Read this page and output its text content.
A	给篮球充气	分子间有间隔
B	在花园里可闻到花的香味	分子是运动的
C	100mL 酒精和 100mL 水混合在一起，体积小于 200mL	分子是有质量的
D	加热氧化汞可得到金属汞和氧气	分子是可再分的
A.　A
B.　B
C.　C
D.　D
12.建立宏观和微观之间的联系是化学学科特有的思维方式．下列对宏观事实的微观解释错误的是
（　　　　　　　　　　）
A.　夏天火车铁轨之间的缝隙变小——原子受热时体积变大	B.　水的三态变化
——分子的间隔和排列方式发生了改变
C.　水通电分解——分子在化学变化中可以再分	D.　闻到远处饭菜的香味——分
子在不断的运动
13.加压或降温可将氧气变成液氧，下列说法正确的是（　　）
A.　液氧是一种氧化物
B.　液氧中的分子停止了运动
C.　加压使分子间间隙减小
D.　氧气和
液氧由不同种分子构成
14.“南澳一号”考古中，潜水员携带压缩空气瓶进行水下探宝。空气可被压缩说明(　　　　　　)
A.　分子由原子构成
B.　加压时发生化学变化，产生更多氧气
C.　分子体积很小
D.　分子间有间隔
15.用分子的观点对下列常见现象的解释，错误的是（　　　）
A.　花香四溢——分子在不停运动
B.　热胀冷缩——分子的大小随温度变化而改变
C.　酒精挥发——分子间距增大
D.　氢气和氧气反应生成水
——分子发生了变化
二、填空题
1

-------------------------

> _Goal_
Your task is to print the whole listing again exactly.

> _Exercise output_
Read this page and output its text content.
A	给篮球充气	分子间有间隔
B	在花园里可闻到花的香味	分子是运动的
C	100mL 酒精和 100mL 水混合在一起，体积小于 200mL	分子是有质量的
D	加热氧化汞可得到金属汞和氧气	分子是可再分的
A.　A
B.　B
C.　C
D.　D
12.建立宏观和微观之间的联系是化学学科特有的思维方式．下列对宏观事实的微观解释错误的是
（　　　　　　　　　　）
A.　夏天火车铁轨之间的缝隙变小——原子受热时体积变大	B.　水的三态变化
——分子的间隔和排列方式发生了改变
C.　水通电分解——分子在化学变化中可以再分	D.　闻到远处饭菜的香味——分
子在不断的运动
13.加压或降温可将氧气变成液氧，下列说法正确的是（　　）
A.　液氧是一种氧化物
B.　液氧中的分子停止了运动
C.　加压使分子间间隙减小
D.　氧气和
液氧由不同种分子构成
14.“南澳一号”考古中，潜水员携带压缩空气瓶进行水下探宝。空气可被压缩说明(　　　　　　)
A.　分子由原子构成
B.　加压时发生化学变化，产生更多氧气
C.　分子体积很小
D.　分子间有间隔
15.用分子的观点对下列常见现象的解释，错误的是（　　　）
A.　花香四溢——分子在不停运动
B.　热胀冷缩——分子的大小随温度变化而改变
C.　酒精挥发——分子间距增大
D.　氢气和氧气反应生成水
——分子发生了变化
二、填空题
1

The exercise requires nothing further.